▸ Exercise requirements
Report how many lines contain "into". Give the number and nothing else.

▸ Supplied data
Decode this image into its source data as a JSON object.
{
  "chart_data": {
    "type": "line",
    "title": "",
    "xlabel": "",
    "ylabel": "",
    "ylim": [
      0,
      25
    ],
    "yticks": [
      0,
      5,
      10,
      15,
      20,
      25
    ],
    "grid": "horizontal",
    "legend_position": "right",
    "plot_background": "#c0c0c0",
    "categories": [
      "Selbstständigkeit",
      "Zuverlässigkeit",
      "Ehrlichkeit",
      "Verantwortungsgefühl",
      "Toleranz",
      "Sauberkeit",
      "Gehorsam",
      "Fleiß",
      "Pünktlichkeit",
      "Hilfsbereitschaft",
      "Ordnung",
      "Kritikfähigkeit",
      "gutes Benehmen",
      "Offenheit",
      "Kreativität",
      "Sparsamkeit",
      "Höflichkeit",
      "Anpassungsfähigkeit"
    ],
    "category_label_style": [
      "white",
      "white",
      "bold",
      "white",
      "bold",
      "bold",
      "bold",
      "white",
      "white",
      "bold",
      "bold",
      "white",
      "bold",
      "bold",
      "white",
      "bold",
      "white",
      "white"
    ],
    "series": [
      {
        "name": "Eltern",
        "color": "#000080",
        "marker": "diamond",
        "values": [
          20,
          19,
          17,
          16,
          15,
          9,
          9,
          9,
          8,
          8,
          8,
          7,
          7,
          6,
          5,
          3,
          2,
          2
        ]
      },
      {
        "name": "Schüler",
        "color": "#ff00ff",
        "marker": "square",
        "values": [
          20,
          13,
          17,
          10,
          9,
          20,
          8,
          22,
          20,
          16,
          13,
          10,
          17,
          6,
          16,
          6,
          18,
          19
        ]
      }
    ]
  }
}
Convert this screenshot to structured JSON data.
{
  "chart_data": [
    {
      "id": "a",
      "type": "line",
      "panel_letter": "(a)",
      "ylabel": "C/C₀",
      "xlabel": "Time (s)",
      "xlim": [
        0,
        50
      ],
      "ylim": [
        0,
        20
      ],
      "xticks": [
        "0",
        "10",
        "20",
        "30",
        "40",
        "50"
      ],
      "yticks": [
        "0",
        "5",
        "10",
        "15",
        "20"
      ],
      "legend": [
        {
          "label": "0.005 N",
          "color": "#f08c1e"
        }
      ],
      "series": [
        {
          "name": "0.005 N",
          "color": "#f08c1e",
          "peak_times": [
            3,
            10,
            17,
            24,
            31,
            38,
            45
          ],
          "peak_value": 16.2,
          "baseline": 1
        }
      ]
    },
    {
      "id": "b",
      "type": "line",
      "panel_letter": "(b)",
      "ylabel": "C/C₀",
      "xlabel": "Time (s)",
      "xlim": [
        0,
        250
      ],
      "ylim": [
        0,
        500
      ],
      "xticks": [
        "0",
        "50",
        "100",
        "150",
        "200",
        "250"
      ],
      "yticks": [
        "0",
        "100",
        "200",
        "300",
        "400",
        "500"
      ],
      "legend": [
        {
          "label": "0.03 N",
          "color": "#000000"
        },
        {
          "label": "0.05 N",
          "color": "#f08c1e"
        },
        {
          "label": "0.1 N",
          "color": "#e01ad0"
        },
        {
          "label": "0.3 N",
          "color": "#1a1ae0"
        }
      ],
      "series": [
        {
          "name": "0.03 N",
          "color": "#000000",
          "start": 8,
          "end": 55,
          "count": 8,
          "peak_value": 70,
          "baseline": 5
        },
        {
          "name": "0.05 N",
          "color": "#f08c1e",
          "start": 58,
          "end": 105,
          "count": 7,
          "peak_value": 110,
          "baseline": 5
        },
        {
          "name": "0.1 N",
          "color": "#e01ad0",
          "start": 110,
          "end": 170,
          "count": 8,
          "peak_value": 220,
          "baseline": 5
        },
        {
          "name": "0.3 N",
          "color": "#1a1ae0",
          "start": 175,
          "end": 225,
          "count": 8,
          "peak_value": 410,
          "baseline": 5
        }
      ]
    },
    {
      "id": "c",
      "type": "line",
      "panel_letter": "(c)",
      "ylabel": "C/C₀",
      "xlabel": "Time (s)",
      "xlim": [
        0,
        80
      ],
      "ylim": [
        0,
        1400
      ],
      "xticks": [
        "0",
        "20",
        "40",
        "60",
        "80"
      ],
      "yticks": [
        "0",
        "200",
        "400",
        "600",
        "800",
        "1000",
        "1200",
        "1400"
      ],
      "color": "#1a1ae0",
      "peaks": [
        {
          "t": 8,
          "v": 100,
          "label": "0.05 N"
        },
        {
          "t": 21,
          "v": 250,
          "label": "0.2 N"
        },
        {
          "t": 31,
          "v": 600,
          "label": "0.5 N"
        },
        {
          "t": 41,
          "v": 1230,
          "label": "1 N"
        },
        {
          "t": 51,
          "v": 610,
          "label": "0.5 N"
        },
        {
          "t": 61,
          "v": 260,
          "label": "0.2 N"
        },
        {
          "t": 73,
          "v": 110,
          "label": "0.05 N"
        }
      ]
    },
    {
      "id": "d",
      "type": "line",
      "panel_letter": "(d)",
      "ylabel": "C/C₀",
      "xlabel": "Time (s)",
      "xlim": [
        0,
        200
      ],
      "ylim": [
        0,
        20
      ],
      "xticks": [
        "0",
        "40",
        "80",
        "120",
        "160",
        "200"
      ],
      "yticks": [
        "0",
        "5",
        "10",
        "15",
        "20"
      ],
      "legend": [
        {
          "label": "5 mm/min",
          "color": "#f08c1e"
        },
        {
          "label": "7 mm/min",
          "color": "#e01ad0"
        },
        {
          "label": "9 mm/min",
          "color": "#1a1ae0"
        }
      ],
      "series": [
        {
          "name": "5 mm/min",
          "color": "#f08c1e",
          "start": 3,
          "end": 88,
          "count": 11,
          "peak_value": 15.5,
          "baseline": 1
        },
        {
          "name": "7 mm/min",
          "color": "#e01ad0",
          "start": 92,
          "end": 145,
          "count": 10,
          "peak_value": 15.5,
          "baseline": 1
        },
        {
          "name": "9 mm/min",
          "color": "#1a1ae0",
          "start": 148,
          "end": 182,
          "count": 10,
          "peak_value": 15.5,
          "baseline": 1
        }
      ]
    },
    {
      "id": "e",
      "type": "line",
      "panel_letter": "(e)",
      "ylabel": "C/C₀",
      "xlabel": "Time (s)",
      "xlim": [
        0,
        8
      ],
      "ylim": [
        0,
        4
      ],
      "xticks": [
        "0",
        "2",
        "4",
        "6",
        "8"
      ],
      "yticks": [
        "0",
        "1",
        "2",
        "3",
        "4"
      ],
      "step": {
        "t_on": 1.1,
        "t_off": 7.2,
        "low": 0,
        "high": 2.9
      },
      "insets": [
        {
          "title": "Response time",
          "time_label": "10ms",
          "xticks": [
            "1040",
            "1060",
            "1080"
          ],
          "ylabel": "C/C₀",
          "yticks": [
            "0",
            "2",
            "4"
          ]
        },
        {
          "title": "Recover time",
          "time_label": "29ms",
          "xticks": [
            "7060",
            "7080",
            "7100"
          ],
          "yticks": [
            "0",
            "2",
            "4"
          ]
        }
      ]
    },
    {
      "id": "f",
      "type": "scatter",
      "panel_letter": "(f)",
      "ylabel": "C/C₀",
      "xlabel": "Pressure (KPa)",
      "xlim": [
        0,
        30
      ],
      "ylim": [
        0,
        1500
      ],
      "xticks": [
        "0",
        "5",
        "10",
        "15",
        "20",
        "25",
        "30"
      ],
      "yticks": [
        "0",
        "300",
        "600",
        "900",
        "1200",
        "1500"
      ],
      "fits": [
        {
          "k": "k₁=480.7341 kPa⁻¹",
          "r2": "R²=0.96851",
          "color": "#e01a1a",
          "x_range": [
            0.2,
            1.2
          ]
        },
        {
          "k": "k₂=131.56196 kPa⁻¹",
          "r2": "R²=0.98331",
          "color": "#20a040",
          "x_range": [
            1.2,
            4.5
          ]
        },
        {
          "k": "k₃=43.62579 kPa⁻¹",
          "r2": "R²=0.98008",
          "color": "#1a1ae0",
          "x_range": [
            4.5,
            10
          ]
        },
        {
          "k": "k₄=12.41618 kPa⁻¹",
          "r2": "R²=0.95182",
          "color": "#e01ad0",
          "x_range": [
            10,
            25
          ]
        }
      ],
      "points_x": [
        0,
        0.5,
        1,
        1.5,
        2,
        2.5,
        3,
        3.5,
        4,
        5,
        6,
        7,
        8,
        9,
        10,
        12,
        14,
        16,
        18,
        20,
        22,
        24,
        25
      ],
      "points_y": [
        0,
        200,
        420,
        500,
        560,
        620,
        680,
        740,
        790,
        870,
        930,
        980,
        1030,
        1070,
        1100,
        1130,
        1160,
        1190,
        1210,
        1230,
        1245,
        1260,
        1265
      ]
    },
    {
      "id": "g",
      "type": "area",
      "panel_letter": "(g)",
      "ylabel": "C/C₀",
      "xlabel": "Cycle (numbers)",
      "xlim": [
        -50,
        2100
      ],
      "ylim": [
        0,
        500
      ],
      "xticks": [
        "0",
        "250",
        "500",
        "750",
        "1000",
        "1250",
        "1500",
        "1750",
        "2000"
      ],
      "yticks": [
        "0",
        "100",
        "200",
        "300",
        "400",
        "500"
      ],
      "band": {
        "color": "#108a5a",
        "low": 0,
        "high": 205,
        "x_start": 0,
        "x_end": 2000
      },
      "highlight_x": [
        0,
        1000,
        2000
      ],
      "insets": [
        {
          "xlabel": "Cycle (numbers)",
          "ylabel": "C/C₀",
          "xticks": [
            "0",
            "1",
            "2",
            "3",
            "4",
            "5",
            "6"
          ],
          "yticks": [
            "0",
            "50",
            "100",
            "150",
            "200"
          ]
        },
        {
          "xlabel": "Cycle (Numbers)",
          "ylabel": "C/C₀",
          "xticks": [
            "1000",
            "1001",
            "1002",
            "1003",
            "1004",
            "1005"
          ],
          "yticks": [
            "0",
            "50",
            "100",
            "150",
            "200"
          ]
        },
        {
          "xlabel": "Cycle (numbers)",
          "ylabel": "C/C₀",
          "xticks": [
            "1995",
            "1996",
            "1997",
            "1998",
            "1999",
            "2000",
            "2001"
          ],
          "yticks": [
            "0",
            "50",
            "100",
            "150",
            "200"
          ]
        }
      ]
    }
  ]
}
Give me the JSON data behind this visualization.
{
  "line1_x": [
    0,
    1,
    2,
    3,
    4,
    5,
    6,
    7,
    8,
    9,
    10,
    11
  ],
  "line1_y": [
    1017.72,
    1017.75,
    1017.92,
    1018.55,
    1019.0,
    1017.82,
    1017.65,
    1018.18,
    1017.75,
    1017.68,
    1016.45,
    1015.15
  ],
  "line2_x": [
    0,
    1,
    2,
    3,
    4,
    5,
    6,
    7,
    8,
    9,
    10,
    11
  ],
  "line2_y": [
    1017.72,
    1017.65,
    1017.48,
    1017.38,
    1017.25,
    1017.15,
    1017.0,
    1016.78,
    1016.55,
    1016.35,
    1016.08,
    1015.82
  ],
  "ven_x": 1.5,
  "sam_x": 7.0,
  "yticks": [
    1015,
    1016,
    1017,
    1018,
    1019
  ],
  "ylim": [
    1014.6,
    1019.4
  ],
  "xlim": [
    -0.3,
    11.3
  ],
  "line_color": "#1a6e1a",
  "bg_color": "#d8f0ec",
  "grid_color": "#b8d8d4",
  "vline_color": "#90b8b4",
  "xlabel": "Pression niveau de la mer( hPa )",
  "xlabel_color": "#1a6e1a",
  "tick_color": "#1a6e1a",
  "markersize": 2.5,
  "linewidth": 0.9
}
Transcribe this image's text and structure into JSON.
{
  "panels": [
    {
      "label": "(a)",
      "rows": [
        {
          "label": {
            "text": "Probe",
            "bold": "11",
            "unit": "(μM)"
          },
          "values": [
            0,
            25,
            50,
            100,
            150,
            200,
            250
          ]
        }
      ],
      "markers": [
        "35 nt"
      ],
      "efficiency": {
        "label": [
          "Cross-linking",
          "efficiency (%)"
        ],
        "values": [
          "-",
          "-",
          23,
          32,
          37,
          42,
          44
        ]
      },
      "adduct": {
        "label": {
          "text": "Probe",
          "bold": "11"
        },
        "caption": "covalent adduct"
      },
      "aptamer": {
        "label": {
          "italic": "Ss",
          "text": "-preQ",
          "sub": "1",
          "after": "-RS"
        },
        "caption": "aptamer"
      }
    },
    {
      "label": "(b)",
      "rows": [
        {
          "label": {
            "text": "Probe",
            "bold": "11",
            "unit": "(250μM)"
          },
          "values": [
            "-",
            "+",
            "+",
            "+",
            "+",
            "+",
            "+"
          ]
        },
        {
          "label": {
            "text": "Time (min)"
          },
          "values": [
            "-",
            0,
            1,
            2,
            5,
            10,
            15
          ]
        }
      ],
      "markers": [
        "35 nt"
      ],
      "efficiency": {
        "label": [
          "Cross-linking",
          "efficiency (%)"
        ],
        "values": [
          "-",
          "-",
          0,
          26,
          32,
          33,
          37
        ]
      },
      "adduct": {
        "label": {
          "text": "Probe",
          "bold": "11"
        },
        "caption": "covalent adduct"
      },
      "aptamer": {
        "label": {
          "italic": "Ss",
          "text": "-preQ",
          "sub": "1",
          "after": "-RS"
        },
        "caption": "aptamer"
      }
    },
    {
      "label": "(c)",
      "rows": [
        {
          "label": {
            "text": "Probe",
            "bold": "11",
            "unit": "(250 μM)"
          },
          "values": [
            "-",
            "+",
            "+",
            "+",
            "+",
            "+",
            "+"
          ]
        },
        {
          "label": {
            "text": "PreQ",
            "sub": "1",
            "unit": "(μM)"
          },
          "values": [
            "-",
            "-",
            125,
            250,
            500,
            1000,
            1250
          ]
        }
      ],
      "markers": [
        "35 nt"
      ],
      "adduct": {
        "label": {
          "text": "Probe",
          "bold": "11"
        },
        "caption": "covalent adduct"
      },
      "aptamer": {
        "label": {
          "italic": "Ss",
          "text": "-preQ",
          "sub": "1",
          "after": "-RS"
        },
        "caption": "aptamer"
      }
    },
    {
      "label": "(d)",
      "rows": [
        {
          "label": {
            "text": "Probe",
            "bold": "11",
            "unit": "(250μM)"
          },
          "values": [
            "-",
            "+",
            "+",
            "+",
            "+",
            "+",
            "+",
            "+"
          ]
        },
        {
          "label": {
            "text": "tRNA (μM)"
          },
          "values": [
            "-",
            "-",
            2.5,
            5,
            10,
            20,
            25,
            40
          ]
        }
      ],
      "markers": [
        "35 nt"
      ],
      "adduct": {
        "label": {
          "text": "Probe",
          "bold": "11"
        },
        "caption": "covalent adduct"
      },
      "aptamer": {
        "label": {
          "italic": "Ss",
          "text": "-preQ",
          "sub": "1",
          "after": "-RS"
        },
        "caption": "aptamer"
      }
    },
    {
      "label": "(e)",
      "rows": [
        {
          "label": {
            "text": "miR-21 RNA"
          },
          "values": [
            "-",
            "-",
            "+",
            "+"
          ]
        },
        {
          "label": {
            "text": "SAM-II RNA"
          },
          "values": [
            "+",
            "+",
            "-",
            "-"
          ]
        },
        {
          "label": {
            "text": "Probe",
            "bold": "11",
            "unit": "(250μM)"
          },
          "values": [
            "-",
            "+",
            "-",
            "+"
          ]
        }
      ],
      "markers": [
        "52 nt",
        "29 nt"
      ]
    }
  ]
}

▸ Complete response
2